◆ PROMPT
Give the number of lines in the data that hold the string "主要航行设备". Nothing else is needed.

**********

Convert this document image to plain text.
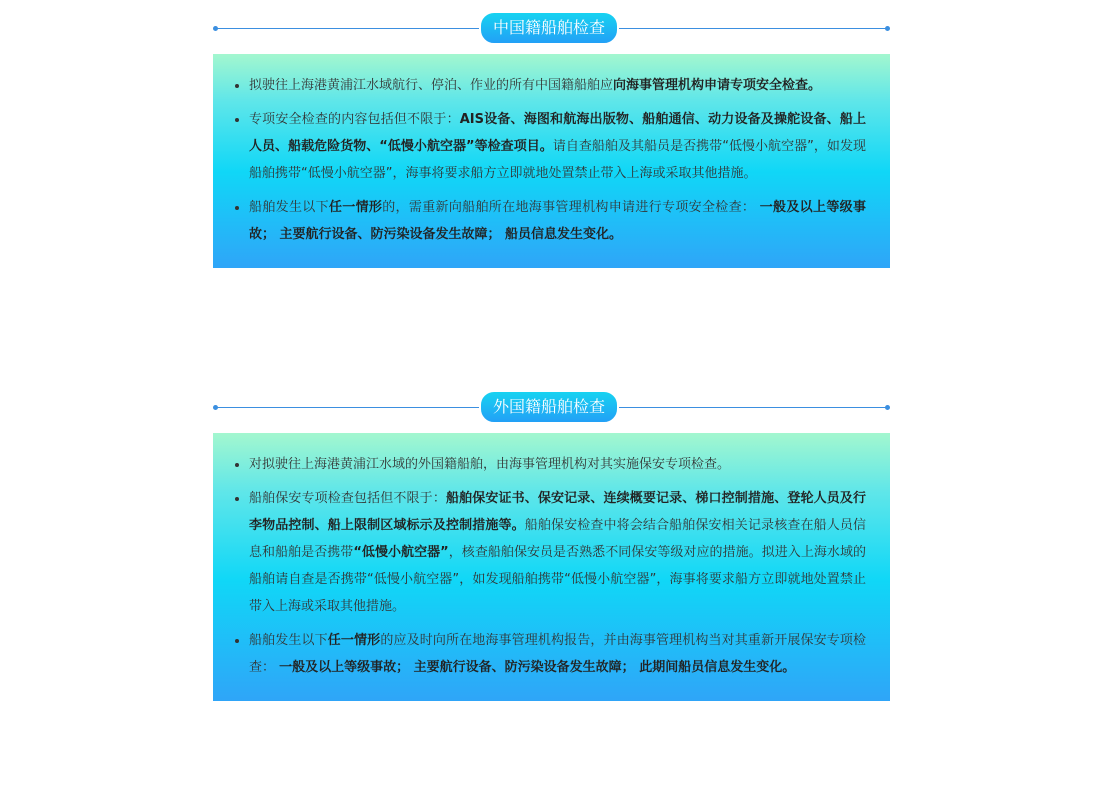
中国籍船舶检查
• 拟驶往上海港黄浦江水域航行、停泊、作业的所有中国籍船舶应向海事管理机构申请专项安全检查。
• 专项安全检查的内容包括但不限于：AIS设备、海图和航海出版物、船舶通信、动力设备及操舵设备、船上人员、船载危险货物、“低慢小航空器”等检查项目。请自查船舶及其船员是否携带“低慢小航空器”，如发现船舶携带“低慢小航空器”，海事将要求船方立即就地处置禁止带入上海或采取其他措施。
• 船舶发生以下任一情形的，需重新向船舶所在地海事管理机构申请进行专项安全检查： 一般及以上等级事故； 主要航行设备、防污染设备发生故障； 船员信息发生变化。
外国籍船舶检查
• 对拟驶往上海港黄浦江水域的外国籍船舶，由海事管理机构对其实施保安专项检查。
• 船舶保安专项检查包括但不限于：船舶保安证书、保安记录、连续概要记录、梯口控制措施、登轮人员及行李物品控制、船上限制区域标示及控制措施等。船舶保安检查中将会结合船舶保安相关记录核查在船人员信息和船舶是否携带“低慢小航空器”，核查船舶保安员是否熟悉不同保安等级对应的措施。拟进入上海水域的船舶请自查是否携带“低慢小航空器”，如发现船舶携带“低慢小航空器”，海事将要求船方立即就地处置禁止带入上海或采取其他措施。
• 船舶发生以下任一情形的应及时向所在地海事管理机构报告，并由海事管理机构当对其重新开展保安专项检查： 一般及以上等级事故； 主要航行设备、防污染设备发生故障； 此期间船员信息发生变化。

**********

◆ RIGHT ANSWER
2